Every line that includes the word "Mean" is to be listed.
╭─ Exercise data
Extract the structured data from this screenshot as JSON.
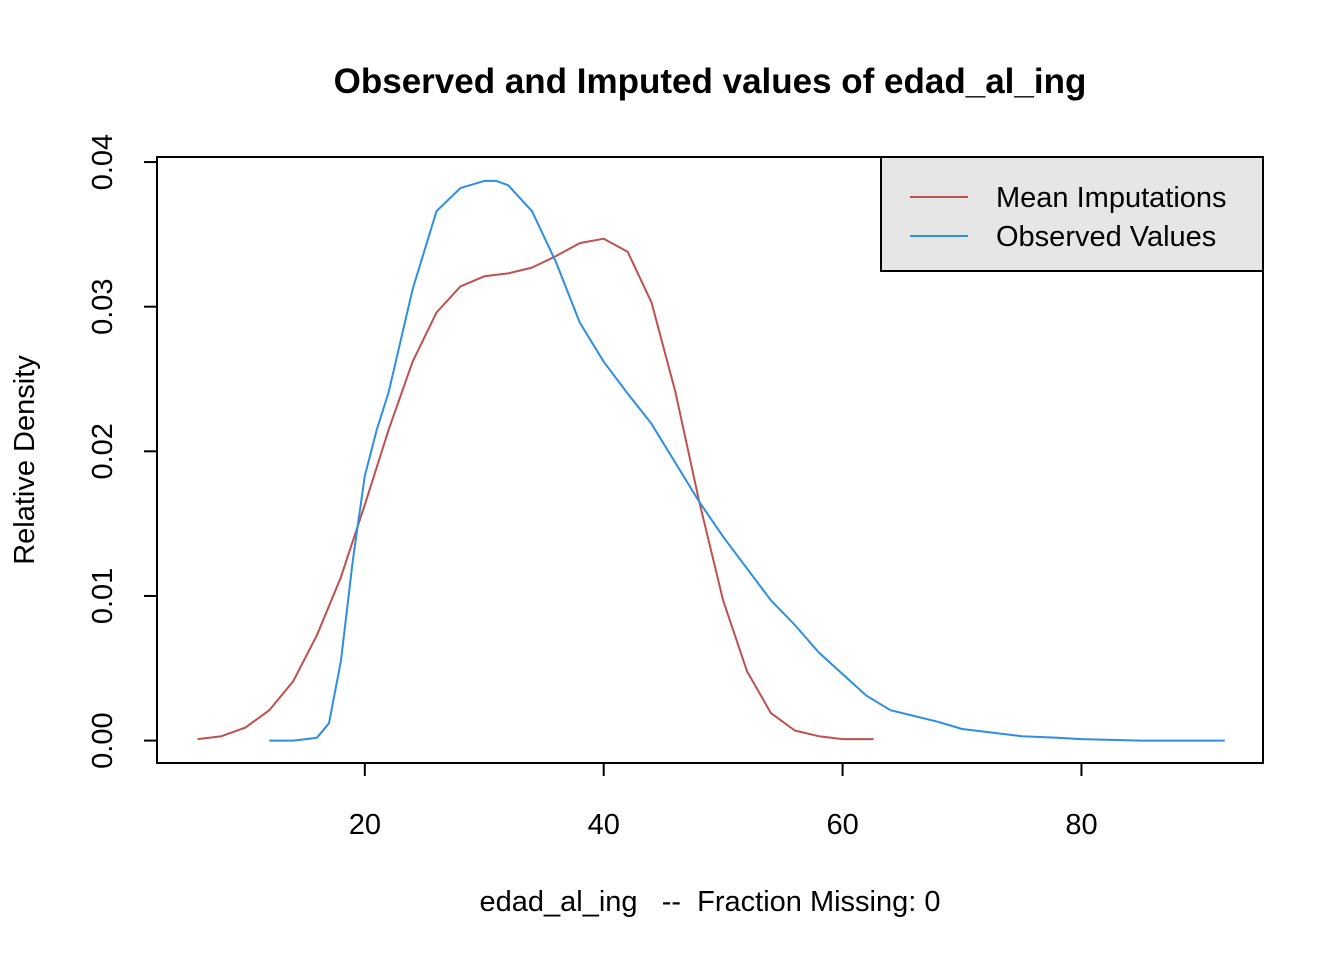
{
  "chart_data": {
    "type": "line",
    "title": "Observed and Imputed values of edad_al_ing",
    "xlabel": "edad_al_ing   --  Fraction Missing: 0",
    "ylabel": "Relative Density",
    "xlim": [
      2.6,
      95.2
    ],
    "ylim": [
      -0.00155,
      0.04035
    ],
    "x_ticks": [
      20,
      40,
      60,
      80
    ],
    "y_ticks": [
      0.0,
      0.01,
      0.02,
      0.03,
      0.04
    ],
    "x_tick_labels": [
      "20",
      "40",
      "60",
      "80"
    ],
    "y_tick_labels": [
      "0.00",
      "0.01",
      "0.02",
      "0.03",
      "0.04"
    ],
    "grid": false,
    "legend": {
      "placement": "top-right",
      "background": "#e6e6e6",
      "entries": [
        "Mean Imputations",
        "Observed Values"
      ]
    },
    "series": [
      {
        "name": "Mean Imputations",
        "color": "#c0504d",
        "x": [
          6,
          8,
          10,
          12,
          14,
          16,
          18,
          20,
          22,
          24,
          26,
          28,
          30,
          32,
          34,
          36,
          38,
          40,
          42,
          44,
          46,
          48,
          50,
          52,
          54,
          56,
          58,
          60,
          62,
          62.6
        ],
        "y": [
          0.0001,
          0.0003,
          0.0009,
          0.0021,
          0.0041,
          0.0073,
          0.0113,
          0.0163,
          0.0215,
          0.0262,
          0.0296,
          0.0314,
          0.0321,
          0.0323,
          0.0327,
          0.0335,
          0.0344,
          0.0347,
          0.0338,
          0.0303,
          0.0241,
          0.0165,
          0.0097,
          0.0048,
          0.0019,
          0.0007,
          0.0003,
          0.0001,
          0.0001,
          0.0001
        ]
      },
      {
        "name": "Observed Values",
        "color": "#2c8fe3",
        "x": [
          12,
          14,
          16,
          17,
          18,
          19,
          20,
          21,
          22,
          24,
          26,
          28,
          30,
          31,
          32,
          34,
          36,
          38,
          40,
          42,
          44,
          46,
          48,
          50,
          52,
          54,
          56,
          58,
          60,
          62,
          64,
          66,
          68,
          70,
          72,
          75,
          78,
          80,
          85,
          92
        ],
        "y": [
          0.0,
          0.0,
          0.0002,
          0.0012,
          0.0055,
          0.0125,
          0.0183,
          0.0215,
          0.0241,
          0.0312,
          0.0366,
          0.0382,
          0.0387,
          0.0387,
          0.0384,
          0.0366,
          0.0331,
          0.0289,
          0.0262,
          0.024,
          0.0219,
          0.0192,
          0.0165,
          0.0141,
          0.0119,
          0.0097,
          0.008,
          0.0061,
          0.0046,
          0.0031,
          0.0021,
          0.0017,
          0.0013,
          0.0008,
          0.0006,
          0.0003,
          0.0002,
          0.0001,
          0.0,
          0.0
        ]
      }
    ]
  }
}
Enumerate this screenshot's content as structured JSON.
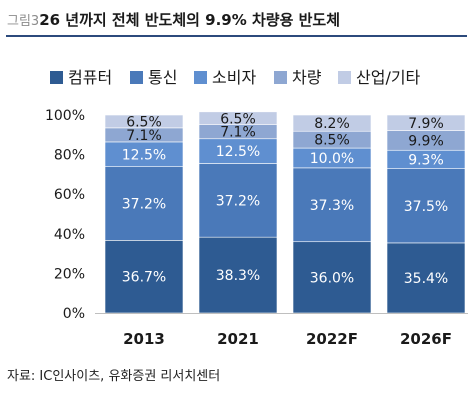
{
  "header": {
    "figure_number": "그림3",
    "title": "26 년까지 전체 반도체의 9.9% 차량용 반도체"
  },
  "source": "자료: IC인사이츠, 유화증권 리서치센터",
  "chart_data": {
    "type": "bar",
    "stacked": true,
    "percent_stacked": true,
    "categories": [
      "2013",
      "2021",
      "2022F",
      "2026F"
    ],
    "series": [
      {
        "name": "컴퓨터",
        "color": "#2e5b92",
        "values": [
          36.7,
          38.3,
          36.0,
          35.4
        ],
        "labels": [
          "36.7%",
          "38.3%",
          "36.0%",
          "35.4%"
        ]
      },
      {
        "name": "통신",
        "color": "#4a79b9",
        "values": [
          37.2,
          37.2,
          37.3,
          37.5
        ],
        "labels": [
          "37.2%",
          "37.2%",
          "37.3%",
          "37.5%"
        ]
      },
      {
        "name": "소비자",
        "color": "#5f8fd0",
        "values": [
          12.5,
          12.5,
          10.0,
          9.3
        ],
        "labels": [
          "12.5%",
          "12.5%",
          "10.0%",
          "9.3%"
        ]
      },
      {
        "name": "차량",
        "color": "#8ea7d2",
        "values": [
          7.1,
          7.1,
          8.5,
          9.9
        ],
        "labels": [
          "7.1%",
          "7.1%",
          "8.5%",
          "9.9%"
        ]
      },
      {
        "name": "산업/기타",
        "color": "#c1cce5",
        "values": [
          6.5,
          6.5,
          8.2,
          7.9
        ],
        "labels": [
          "6.5%",
          "6.5%",
          "8.2%",
          "7.9%"
        ]
      }
    ],
    "ylim": [
      0,
      100
    ],
    "yticks": [
      0,
      20,
      40,
      60,
      80,
      100
    ],
    "ytick_labels": [
      "0%",
      "20%",
      "40%",
      "60%",
      "80%",
      "100%"
    ],
    "legend_position": "top",
    "label_colors": {
      "light_segment_text": "#1a1a1a",
      "dark_segment_text": "#ffffff"
    },
    "grid": false
  }
}
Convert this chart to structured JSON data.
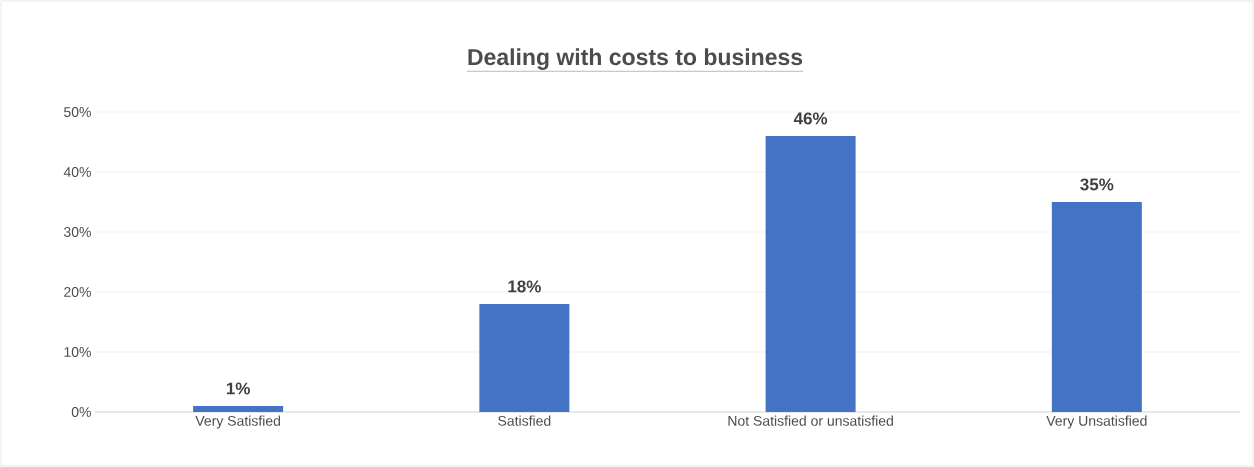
{
  "chart_data": {
    "type": "bar",
    "title": "Dealing with costs to business",
    "categories": [
      "Very Satisfied",
      "Satisfied",
      "Not Satisfied or unsatisfied",
      "Very Unsatisfied"
    ],
    "values": [
      1,
      18,
      46,
      35
    ],
    "value_labels": [
      "1%",
      "18%",
      "46%",
      "35%"
    ],
    "color": "#4472c4",
    "ylim": [
      0,
      50
    ],
    "yticks": [
      {
        "value": 0,
        "label": "0%"
      },
      {
        "value": 10,
        "label": "10%"
      },
      {
        "value": 20,
        "label": "20%"
      },
      {
        "value": 30,
        "label": "30%"
      },
      {
        "value": 40,
        "label": "40%"
      },
      {
        "value": 50,
        "label": "50%"
      }
    ],
    "grid": "y"
  }
}
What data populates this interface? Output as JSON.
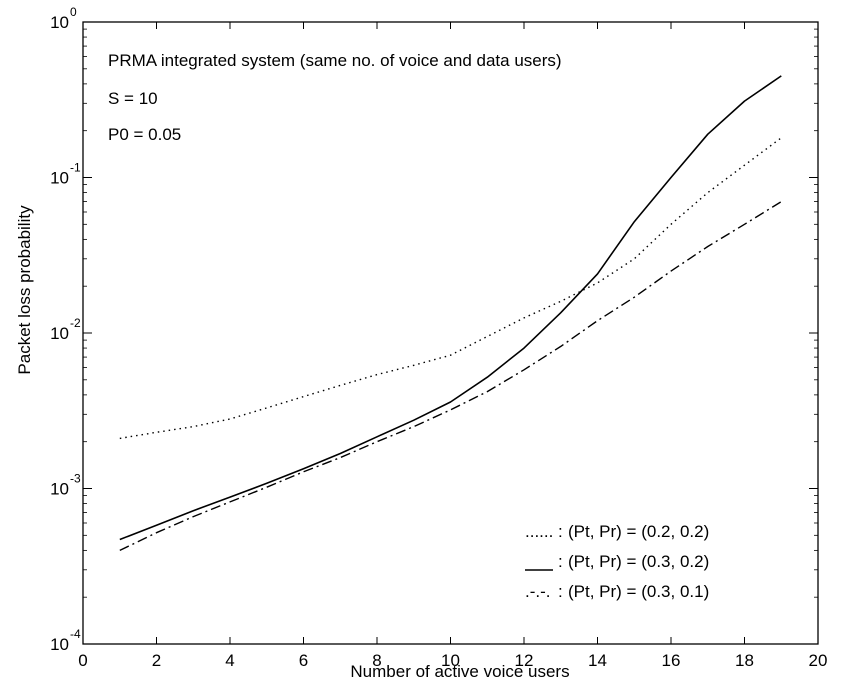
╰─
Written response.
        "Mean Imputations",
        "name": "Mean Imputations",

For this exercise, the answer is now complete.